Work instructions
Find out how many lines of the material contain the string "marker" and give only that figure.

(Data entries for graphics)

________

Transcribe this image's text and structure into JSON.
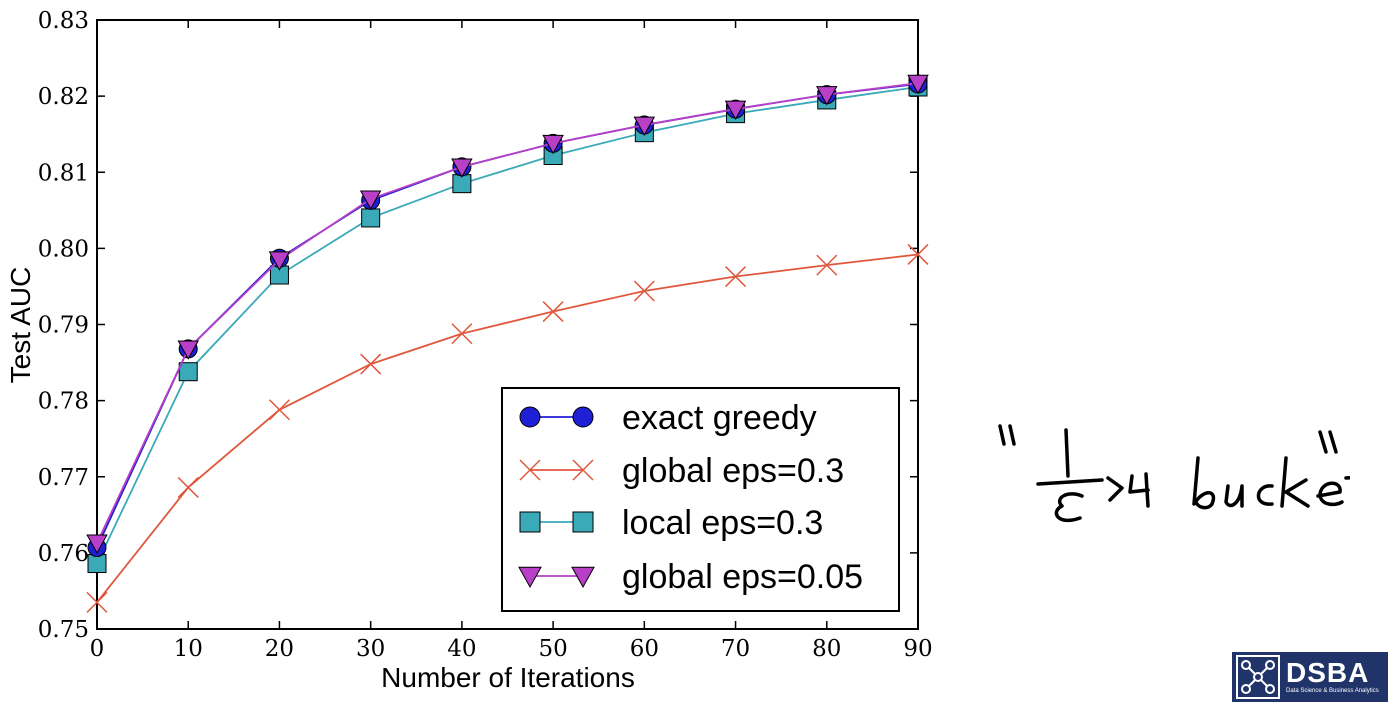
{
  "chart_data": {
    "type": "line",
    "title": "",
    "xlabel": "Number of Iterations",
    "ylabel": "Test AUC",
    "xlim": [
      0,
      90
    ],
    "ylim": [
      0.75,
      0.83
    ],
    "x_ticks": [
      "0",
      "10",
      "20",
      "30",
      "40",
      "50",
      "60",
      "70",
      "80",
      "90"
    ],
    "y_ticks": [
      "0.75",
      "0.76",
      "0.77",
      "0.78",
      "0.79",
      "0.80",
      "0.81",
      "0.82",
      "0.83"
    ],
    "x": [
      0,
      10,
      20,
      30,
      40,
      50,
      60,
      70,
      80,
      90
    ],
    "grid": false,
    "legend_position": "lower-right",
    "series": [
      {
        "name": "exact greedy",
        "color": "#1f1fd6",
        "marker": "circle",
        "values": [
          0.7607,
          0.7868,
          0.7987,
          0.8063,
          0.8107,
          0.8138,
          0.8162,
          0.8183,
          0.8202,
          0.8216
        ]
      },
      {
        "name": "global eps=0.3",
        "color": "#e0573c",
        "marker": "x",
        "values": [
          0.7535,
          0.7686,
          0.7788,
          0.7848,
          0.7888,
          0.7917,
          0.7944,
          0.7963,
          0.7978,
          0.7992
        ]
      },
      {
        "name": "local eps=0.3",
        "color": "#3aa9b8",
        "marker": "square",
        "values": [
          0.7586,
          0.7838,
          0.7965,
          0.804,
          0.8085,
          0.8122,
          0.8152,
          0.8177,
          0.8195,
          0.8212
        ]
      },
      {
        "name": "global eps=0.05",
        "color": "#b83fc7",
        "marker": "triangle-down",
        "values": [
          0.7613,
          0.7868,
          0.7985,
          0.8065,
          0.8107,
          0.8138,
          0.8162,
          0.8183,
          0.8202,
          0.8217
        ]
      }
    ]
  },
  "logo": {
    "word": "DSBA",
    "subtitle": "Data Science & Business Analytics",
    "background": "#20346a"
  }
}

________

Response below
4